+++ Material for the task

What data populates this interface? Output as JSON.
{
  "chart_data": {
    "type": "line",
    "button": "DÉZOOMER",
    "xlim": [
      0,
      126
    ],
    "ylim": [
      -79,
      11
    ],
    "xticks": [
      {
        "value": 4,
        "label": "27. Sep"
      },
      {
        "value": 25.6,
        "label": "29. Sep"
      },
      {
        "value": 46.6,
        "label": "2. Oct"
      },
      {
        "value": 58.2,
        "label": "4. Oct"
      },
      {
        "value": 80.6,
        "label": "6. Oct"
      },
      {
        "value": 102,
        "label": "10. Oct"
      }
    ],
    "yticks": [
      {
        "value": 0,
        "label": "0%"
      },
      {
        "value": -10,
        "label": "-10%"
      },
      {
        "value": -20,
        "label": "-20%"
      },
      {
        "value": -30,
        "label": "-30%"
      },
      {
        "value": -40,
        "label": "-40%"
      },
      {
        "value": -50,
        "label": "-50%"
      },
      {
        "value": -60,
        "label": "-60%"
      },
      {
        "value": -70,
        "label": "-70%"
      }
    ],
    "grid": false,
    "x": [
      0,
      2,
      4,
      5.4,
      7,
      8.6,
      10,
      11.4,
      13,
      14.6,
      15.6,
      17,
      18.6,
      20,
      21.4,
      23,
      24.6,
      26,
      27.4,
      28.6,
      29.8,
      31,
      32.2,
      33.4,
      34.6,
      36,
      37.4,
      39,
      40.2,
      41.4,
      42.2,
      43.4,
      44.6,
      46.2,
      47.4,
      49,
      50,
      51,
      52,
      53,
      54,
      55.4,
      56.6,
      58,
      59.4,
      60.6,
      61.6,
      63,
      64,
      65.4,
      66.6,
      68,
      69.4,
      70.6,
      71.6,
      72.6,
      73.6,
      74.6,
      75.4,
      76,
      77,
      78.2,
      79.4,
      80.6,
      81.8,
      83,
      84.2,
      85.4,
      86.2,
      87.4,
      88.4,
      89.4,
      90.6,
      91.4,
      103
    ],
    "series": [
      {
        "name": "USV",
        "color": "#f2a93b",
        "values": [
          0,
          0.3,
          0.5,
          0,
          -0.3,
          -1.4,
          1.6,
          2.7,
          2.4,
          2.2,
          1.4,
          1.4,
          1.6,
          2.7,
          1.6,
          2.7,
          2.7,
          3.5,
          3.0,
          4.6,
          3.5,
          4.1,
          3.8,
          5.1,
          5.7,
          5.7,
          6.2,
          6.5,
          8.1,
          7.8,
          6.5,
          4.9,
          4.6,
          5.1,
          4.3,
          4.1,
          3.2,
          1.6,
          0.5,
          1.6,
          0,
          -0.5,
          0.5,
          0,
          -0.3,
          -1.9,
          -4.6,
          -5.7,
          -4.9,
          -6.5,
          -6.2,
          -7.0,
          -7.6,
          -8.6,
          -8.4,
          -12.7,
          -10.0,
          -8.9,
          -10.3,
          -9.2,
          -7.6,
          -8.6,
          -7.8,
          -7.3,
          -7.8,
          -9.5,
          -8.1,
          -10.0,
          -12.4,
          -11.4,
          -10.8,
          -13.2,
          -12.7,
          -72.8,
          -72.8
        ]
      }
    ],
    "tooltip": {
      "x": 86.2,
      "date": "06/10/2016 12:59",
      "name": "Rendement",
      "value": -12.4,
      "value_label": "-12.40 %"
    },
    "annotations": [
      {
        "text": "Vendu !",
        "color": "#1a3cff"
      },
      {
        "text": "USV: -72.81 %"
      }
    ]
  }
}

++++++

**Your task:** Quote each line of the data above exactly as written.

**Written reply:**
What data populates this interface? Output as JSON.
{
  "chart_data": {
    "type": "line",
    "button": "DÉZOOMER",
    "xlim": [
      0,
      126
    ],
    "ylim": [
      -79,
      11
    ],
    "xticks": [
      {
        "value": 4,
        "label": "27. Sep"
      },
      {
        "value": 25.6,
        "label": "29. Sep"
      },
      {
        "value": 46.6,
        "label": "2. Oct"
      },
      {
        "value": 58.2,
        "label": "4. Oct"
      },
      {
        "value": 80.6,
        "label": "6. Oct"
      },
      {
        "value": 102,
        "label": "10. Oct"
      }
    ],
    "yticks": [
      {
        "value": 0,
        "label": "0%"
      },
      {
        "value": -10,
        "label": "-10%"
      },
      {
        "value": -20,
        "label": "-20%"
      },
      {
        "value": -30,
        "label": "-30%"
      },
      {
        "value": -40,
        "label": "-40%"
      },
      {
        "value": -50,
        "label": "-50%"
      },
      {
        "value": -60,
        "label": "-60%"
      },
      {
        "value": -70,
        "label": "-70%"
      }
    ],
    "grid": false,
    "x": [
      0,
      2,
      4,
      5.4,
      7,
      8.6,
      10,
      11.4,
      13,
      14.6,
      15.6,
      17,
      18.6,
      20,
      21.4,
      23,
      24.6,
      26,
      27.4,
      28.6,
      29.8,
      31,
      32.2,
      33.4,
      34.6,
      36,
      37.4,
      39,
      40.2,
      41.4,
      42.2,
      43.4,
      44.6,
      46.2,
      47.4,
      49,
      50,
      51,
      52,
      53,
      54,
      55.4,
      56.6,
      58,
      59.4,
      60.6,
      61.6,
      63,
      64,
      65.4,
      66.6,
      68,
      69.4,
      70.6,
      71.6,
      72.6,
      73.6,
      74.6,
      75.4,
      76,
      77,
      78.2,
      79.4,
      80.6,
      81.8,
      83,
      84.2,
      85.4,
      86.2,
      87.4,
      88.4,
      89.4,
      90.6,
      91.4,
      103
    ],
    "series": [
      {
        "name": "USV",
        "color": "#f2a93b",
        "values": [
          0,
          0.3,
          0.5,
          0,
          -0.3,
          -1.4,
          1.6,
          2.7,
          2.4,
          2.2,
          1.4,
          1.4,
          1.6,
          2.7,
          1.6,
          2.7,
          2.7,
          3.5,
          3.0,
          4.6,
          3.5,
          4.1,
          3.8,
          5.1,
          5.7,
          5.7,
          6.2,
          6.5,
          8.1,
          7.8,
          6.5,
          4.9,
          4.6,
          5.1,
          4.3,
          4.1,
          3.2,
          1.6,
          0.5,
          1.6,
          0,
          -0.5,
          0.5,
          0,
          -0.3,
          -1.9,
          -4.6,
          -5.7,
          -4.9,
          -6.5,
          -6.2,
          -7.0,
          -7.6,
          -8.6,
          -8.4,
          -12.7,
          -10.0,
          -8.9,
          -10.3,
          -9.2,
          -7.6,
          -8.6,
          -7.8,
          -7.3,
          -7.8,
          -9.5,
          -8.1,
          -10.0,
          -12.4,
          -11.4,
          -10.8,
          -13.2,
          -12.7,
          -72.8,
          -72.8
        ]
      }
    ],
    "tooltip": {
      "x": 86.2,
      "date": "06/10/2016 12:59",
      "name": "Rendement",
      "value": -12.4,
      "value_label": "-12.40 %"
    },
    "annotations": [
      {
        "text": "Vendu !",
        "color": "#1a3cff"
      },
      {
        "text": "USV: -72.81 %"
      }
    ]
  }
}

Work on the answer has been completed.